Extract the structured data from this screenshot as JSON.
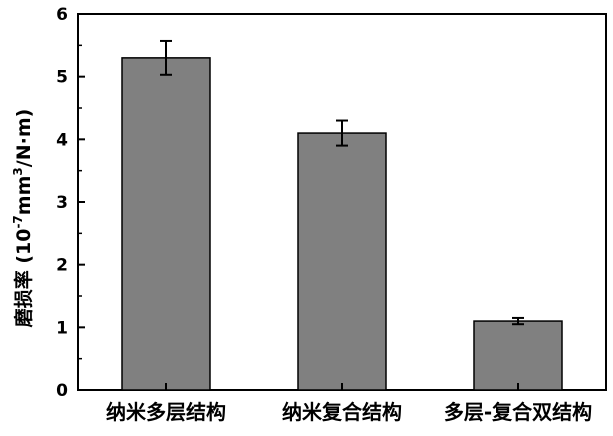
{
  "chart_data": {
    "type": "bar",
    "categories": [
      "纳米多层结构",
      "纳米复合结构",
      "多层-复合双结构"
    ],
    "values": [
      5.3,
      4.1,
      1.1
    ],
    "errors": [
      0.27,
      0.2,
      0.05
    ],
    "ylabel_main": "磨损率",
    "ylabel_unit_open": " (10",
    "ylabel_unit_exp1": "-7",
    "ylabel_unit_mid": "mm",
    "ylabel_unit_exp2": "3",
    "ylabel_unit_close": "/N·m)",
    "ylim": [
      0,
      6
    ],
    "yticks": [
      0,
      1,
      2,
      3,
      4,
      5,
      6
    ],
    "bar_color": "#808080",
    "grid": false
  }
}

◆ **Problem details**
Drop the pictures and reproduce the rest of the entries above exactly.

◆ **Answer**
Extract the structured data from this screenshot as JSON.
{
  "chart_data": {
    "type": "bar",
    "categories": [
      "纳米多层结构",
      "纳米复合结构",
      "多层-复合双结构"
    ],
    "values": [
      5.3,
      4.1,
      1.1
    ],
    "errors": [
      0.27,
      0.2,
      0.05
    ],
    "ylabel_main": "磨损率",
    "ylabel_unit_open": " (10",
    "ylabel_unit_exp1": "-7",
    "ylabel_unit_mid": "mm",
    "ylabel_unit_exp2": "3",
    "ylabel_unit_close": "/N·m)",
    "ylim": [
      0,
      6
    ],
    "yticks": [
      0,
      1,
      2,
      3,
      4,
      5,
      6
    ],
    "bar_color": "#808080",
    "grid": false
  }
}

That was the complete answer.